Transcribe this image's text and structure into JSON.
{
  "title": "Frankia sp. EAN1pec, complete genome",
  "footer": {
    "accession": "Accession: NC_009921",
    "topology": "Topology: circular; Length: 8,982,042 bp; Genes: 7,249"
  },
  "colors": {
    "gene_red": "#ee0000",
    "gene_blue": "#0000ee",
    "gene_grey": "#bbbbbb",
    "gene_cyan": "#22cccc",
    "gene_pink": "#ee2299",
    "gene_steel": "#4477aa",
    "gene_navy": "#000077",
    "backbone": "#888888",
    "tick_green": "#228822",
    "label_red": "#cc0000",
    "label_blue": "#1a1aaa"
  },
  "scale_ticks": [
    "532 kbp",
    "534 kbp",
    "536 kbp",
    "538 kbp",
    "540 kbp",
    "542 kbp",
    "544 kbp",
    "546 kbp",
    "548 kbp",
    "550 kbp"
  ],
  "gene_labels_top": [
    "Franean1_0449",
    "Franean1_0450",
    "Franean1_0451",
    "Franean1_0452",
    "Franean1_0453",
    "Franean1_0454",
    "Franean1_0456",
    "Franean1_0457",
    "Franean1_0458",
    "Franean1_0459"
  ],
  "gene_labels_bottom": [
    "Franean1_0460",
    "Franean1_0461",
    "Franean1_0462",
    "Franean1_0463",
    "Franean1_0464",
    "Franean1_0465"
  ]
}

################

• EXERCISE INSTRUCTIONS: What you return must match the listing above exactly, with every line included.

• SOLVED PROBLEM:
Transcribe this image's text and structure into JSON.
{
  "title": "Frankia sp. EAN1pec, complete genome",
  "footer": {
    "accession": "Accession: NC_009921",
    "topology": "Topology: circular; Length: 8,982,042 bp; Genes: 7,249"
  },
  "colors": {
    "gene_red": "#ee0000",
    "gene_blue": "#0000ee",
    "gene_grey": "#bbbbbb",
    "gene_cyan": "#22cccc",
    "gene_pink": "#ee2299",
    "gene_steel": "#4477aa",
    "gene_navy": "#000077",
    "backbone": "#888888",
    "tick_green": "#228822",
    "label_red": "#cc0000",
    "label_blue": "#1a1aaa"
  },
  "scale_ticks": [
    "532 kbp",
    "534 kbp",
    "536 kbp",
    "538 kbp",
    "540 kbp",
    "542 kbp",
    "544 kbp",
    "546 kbp",
    "548 kbp",
    "550 kbp"
  ],
  "gene_labels_top": [
    "Franean1_0449",
    "Franean1_0450",
    "Franean1_0451",
    "Franean1_0452",
    "Franean1_0453",
    "Franean1_0454",
    "Franean1_0456",
    "Franean1_0457",
    "Franean1_0458",
    "Franean1_0459"
  ],
  "gene_labels_bottom": [
    "Franean1_0460",
    "Franean1_0461",
    "Franean1_0462",
    "Franean1_0463",
    "Franean1_0464",
    "Franean1_0465"
  ]
}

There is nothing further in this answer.